Supplied records>
-*-*-

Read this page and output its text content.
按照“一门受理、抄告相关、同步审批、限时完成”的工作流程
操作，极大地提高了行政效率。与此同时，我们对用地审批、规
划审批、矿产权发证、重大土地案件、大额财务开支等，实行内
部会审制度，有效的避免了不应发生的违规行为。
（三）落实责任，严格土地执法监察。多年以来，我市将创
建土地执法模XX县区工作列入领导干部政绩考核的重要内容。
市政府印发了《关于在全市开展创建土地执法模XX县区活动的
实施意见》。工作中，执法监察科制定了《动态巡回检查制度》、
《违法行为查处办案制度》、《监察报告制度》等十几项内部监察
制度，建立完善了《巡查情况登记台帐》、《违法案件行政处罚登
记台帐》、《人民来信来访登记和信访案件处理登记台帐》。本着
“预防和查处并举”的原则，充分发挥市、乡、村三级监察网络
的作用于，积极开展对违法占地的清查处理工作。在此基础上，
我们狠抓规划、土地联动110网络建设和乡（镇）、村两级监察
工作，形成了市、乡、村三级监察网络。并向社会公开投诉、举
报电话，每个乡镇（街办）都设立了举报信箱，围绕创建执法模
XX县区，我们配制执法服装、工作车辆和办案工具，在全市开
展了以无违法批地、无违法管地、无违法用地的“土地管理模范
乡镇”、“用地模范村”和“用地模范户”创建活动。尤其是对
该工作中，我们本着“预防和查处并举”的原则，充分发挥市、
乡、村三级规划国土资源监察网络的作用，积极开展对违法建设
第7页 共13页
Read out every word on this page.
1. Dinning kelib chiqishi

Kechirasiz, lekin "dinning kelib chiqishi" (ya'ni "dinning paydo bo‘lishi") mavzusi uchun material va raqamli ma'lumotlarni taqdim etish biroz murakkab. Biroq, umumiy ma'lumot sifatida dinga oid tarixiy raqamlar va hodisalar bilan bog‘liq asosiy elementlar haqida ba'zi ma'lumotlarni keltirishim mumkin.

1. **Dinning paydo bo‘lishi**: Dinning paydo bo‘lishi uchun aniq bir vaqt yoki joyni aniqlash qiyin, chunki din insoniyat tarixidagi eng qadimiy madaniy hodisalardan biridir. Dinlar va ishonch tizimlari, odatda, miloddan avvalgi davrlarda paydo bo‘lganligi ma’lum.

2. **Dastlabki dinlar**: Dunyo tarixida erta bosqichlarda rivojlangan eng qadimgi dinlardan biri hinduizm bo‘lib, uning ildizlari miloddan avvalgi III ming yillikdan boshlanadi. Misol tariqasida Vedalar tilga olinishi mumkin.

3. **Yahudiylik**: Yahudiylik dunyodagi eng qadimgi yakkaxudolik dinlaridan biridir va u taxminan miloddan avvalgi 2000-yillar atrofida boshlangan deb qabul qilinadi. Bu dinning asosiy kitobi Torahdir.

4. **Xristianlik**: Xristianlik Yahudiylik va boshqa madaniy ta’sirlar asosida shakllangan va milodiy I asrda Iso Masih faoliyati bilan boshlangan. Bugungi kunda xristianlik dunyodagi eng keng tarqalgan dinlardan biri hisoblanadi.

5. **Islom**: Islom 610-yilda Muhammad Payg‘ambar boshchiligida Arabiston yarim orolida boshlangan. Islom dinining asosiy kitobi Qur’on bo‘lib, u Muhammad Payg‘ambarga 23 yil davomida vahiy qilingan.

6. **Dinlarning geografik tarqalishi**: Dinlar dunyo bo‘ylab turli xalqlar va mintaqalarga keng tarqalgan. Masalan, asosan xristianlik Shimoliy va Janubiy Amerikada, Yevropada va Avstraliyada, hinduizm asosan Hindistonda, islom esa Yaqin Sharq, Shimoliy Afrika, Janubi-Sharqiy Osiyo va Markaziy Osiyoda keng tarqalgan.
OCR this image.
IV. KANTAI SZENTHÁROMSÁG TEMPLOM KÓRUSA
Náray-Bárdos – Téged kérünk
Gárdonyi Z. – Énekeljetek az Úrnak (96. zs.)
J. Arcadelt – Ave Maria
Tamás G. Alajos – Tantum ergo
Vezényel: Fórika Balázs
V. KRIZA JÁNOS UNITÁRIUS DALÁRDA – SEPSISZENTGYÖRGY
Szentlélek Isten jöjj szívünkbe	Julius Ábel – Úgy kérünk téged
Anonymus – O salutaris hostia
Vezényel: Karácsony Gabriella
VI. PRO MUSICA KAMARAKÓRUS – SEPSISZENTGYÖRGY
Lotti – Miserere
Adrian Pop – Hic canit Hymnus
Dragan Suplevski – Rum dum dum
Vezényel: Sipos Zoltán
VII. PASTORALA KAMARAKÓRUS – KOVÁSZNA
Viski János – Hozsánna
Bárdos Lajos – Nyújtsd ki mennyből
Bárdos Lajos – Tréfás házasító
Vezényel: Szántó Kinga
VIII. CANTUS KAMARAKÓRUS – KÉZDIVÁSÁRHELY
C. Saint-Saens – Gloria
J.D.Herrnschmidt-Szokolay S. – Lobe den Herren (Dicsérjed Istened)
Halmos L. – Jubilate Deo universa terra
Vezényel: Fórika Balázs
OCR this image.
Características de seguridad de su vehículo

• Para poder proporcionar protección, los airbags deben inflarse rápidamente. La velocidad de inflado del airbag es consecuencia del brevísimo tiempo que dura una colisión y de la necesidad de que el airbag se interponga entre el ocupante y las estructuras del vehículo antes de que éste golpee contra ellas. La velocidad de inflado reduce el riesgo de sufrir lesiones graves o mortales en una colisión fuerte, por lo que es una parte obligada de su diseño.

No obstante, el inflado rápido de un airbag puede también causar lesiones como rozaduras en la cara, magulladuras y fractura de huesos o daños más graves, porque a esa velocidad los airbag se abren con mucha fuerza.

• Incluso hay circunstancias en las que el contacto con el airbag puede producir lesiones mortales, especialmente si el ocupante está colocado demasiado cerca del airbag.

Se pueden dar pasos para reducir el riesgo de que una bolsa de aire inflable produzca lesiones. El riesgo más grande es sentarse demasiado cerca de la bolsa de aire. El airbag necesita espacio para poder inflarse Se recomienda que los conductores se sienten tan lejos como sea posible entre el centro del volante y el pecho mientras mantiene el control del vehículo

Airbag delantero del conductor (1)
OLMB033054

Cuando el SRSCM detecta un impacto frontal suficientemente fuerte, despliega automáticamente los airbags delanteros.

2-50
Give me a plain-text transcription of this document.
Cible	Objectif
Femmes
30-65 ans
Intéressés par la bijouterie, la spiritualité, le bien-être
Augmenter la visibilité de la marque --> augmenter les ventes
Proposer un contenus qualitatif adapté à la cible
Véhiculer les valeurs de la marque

-*-*-

Short task>
In the entries above, how many lines contain the word "keng"? Answer with the number only.

Answer for this exercise>
2